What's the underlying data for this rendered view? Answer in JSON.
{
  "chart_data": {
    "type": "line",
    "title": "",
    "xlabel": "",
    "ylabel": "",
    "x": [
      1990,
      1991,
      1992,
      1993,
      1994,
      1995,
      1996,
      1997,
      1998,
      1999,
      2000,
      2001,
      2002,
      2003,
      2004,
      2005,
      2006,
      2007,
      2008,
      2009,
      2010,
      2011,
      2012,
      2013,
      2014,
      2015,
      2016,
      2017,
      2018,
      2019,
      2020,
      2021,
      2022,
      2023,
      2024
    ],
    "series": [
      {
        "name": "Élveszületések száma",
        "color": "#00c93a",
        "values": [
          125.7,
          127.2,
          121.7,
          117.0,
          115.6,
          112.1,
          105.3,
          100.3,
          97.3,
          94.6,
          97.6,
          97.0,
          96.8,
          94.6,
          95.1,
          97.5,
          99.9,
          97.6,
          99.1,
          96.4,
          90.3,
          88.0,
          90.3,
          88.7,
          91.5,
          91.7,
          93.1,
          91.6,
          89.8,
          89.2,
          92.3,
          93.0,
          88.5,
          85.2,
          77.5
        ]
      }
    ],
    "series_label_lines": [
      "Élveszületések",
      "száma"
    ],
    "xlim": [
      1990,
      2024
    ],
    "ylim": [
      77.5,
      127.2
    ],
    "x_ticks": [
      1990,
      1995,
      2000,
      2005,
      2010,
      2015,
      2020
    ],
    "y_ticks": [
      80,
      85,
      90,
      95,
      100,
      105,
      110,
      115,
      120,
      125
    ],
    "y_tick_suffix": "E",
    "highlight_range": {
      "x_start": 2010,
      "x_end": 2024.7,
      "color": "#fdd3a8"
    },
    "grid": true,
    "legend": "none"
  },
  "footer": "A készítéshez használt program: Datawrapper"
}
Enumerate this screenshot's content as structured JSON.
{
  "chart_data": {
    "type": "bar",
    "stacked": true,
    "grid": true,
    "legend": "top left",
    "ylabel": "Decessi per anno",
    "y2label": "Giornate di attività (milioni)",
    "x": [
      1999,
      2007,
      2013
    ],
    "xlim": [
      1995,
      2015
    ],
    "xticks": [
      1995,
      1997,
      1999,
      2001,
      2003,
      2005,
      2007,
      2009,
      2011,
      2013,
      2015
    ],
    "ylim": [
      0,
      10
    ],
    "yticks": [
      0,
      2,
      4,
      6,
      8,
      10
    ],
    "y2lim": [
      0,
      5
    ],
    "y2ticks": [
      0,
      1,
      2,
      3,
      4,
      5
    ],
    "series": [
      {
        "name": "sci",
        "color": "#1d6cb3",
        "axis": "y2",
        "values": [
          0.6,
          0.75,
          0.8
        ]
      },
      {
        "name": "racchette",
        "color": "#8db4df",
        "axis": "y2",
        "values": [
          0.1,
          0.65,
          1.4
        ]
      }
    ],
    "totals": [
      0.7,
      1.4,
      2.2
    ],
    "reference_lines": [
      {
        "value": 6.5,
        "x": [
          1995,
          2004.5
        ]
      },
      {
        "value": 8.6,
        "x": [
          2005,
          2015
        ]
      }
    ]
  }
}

━━━━━━

Starting at the line that contains "Enumerate this screenshot's", output each remaining line of the listing, the last line included, exactly as it appears.

__Response below__
Enumerate this screenshot's content as structured JSON.
{
  "chart_data": {
    "type": "bar",
    "stacked": true,
    "grid": true,
    "legend": "top left",
    "ylabel": "Decessi per anno",
    "y2label": "Giornate di attività (milioni)",
    "x": [
      1999,
      2007,
      2013
    ],
    "xlim": [
      1995,
      2015
    ],
    "xticks": [
      1995,
      1997,
      1999,
      2001,
      2003,
      2005,
      2007,
      2009,
      2011,
      2013,
      2015
    ],
    "ylim": [
      0,
      10
    ],
    "yticks": [
      0,
      2,
      4,
      6,
      8,
      10
    ],
    "y2lim": [
      0,
      5
    ],
    "y2ticks": [
      0,
      1,
      2,
      3,
      4,
      5
    ],
    "series": [
      {
        "name": "sci",
        "color": "#1d6cb3",
        "axis": "y2",
        "values": [
          0.6,
          0.75,
          0.8
        ]
      },
      {
        "name": "racchette",
        "color": "#8db4df",
        "axis": "y2",
        "values": [
          0.1,
          0.65,
          1.4
        ]
      }
    ],
    "totals": [
      0.7,
      1.4,
      2.2
    ],
    "reference_lines": [
      {
        "value": 6.5,
        "x": [
          1995,
          2004.5
        ]
      },
      {
        "value": 8.6,
        "x": [
          2005,
          2015
        ]
      }
    ]
  }
}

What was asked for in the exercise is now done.